Set task
Return each entry exactly, with none missing.
* * * * *
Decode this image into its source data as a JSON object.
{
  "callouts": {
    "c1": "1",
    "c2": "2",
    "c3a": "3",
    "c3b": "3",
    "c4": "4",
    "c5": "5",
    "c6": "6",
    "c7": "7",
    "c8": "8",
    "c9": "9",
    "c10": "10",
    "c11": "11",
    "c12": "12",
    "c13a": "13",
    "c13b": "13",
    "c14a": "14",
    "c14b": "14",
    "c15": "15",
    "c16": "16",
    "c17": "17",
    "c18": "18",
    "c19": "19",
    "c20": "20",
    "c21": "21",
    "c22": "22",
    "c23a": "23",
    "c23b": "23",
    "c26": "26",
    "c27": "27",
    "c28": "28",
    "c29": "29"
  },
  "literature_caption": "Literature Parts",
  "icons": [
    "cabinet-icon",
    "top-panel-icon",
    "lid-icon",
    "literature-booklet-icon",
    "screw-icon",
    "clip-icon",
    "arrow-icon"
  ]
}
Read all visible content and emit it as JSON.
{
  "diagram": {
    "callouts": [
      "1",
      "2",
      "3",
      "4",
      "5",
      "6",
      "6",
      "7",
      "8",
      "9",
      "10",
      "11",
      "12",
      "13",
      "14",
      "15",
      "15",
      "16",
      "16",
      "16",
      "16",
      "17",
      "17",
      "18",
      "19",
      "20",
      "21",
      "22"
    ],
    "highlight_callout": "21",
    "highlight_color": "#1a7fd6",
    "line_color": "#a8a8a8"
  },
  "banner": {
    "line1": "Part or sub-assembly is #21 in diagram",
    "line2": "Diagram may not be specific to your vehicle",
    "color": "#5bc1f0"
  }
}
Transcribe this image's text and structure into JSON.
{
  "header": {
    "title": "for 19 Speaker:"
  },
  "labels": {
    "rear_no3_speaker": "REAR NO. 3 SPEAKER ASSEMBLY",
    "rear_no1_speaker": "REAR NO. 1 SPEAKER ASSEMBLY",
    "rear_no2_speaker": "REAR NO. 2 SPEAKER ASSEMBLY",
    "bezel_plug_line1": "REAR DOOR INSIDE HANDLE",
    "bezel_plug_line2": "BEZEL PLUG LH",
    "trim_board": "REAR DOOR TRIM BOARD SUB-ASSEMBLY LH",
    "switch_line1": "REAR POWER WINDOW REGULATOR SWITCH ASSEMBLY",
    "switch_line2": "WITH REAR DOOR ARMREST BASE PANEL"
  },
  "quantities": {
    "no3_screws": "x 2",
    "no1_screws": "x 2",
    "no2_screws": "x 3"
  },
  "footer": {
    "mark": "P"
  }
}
* * * * *
Task solution
Decode this image into its source data as a JSON object.
{
  "callouts": {
    "c1": "1",
    "c2": "2",
    "c3a": "3",
    "c3b": "3",
    "c4": "4",
    "c5": "5",
    "c6": "6",
    "c7": "7",
    "c8": "8",
    "c9": "9",
    "c10": "10",
    "c11": "11",
    "c12": "12",
    "c13a": "13",
    "c13b": "13",
    "c14a": "14",
    "c14b": "14",
    "c15": "15",
    "c16": "16",
    "c17": "17",
    "c18": "18",
    "c19": "19",
    "c20": "20",
    "c21": "21",
    "c22": "22",
    "c23a": "23",
    "c23b": "23",
    "c26": "26",
    "c27": "27",
    "c28": "28",
    "c29": "29"
  },
  "literature_caption": "Literature Parts",
  "icons": [
    "cabinet-icon",
    "top-panel-icon",
    "lid-icon",
    "literature-booklet-icon",
    "screw-icon",
    "clip-icon",
    "arrow-icon"
  ]
}
Read all visible content and emit it as JSON.
{
  "diagram": {
    "callouts": [
      "1",
      "2",
      "3",
      "4",
      "5",
      "6",
      "6",
      "7",
      "8",
      "9",
      "10",
      "11",
      "12",
      "13",
      "14",
      "15",
      "15",
      "16",
      "16",
      "16",
      "16",
      "17",
      "17",
      "18",
      "19",
      "20",
      "21",
      "22"
    ],
    "highlight_callout": "21",
    "highlight_color": "#1a7fd6",
    "line_color": "#a8a8a8"
  },
  "banner": {
    "line1": "Part or sub-assembly is #21 in diagram",
    "line2": "Diagram may not be specific to your vehicle",
    "color": "#5bc1f0"
  }
}
Transcribe this image's text and structure into JSON.
{
  "header": {
    "title": "for 19 Speaker:"
  },
  "labels": {
    "rear_no3_speaker": "REAR NO. 3 SPEAKER ASSEMBLY",
    "rear_no1_speaker": "REAR NO. 1 SPEAKER ASSEMBLY",
    "rear_no2_speaker": "REAR NO. 2 SPEAKER ASSEMBLY",
    "bezel_plug_line1": "REAR DOOR INSIDE HANDLE",
    "bezel_plug_line2": "BEZEL PLUG LH",
    "trim_board": "REAR DOOR TRIM BOARD SUB-ASSEMBLY LH",
    "switch_line1": "REAR POWER WINDOW REGULATOR SWITCH ASSEMBLY",
    "switch_line2": "WITH REAR DOOR ARMREST BASE PANEL"
  },
  "quantities": {
    "no3_screws": "x 2",
    "no1_screws": "x 2",
    "no2_screws": "x 3"
  },
  "footer": {
    "mark": "P"
  }
}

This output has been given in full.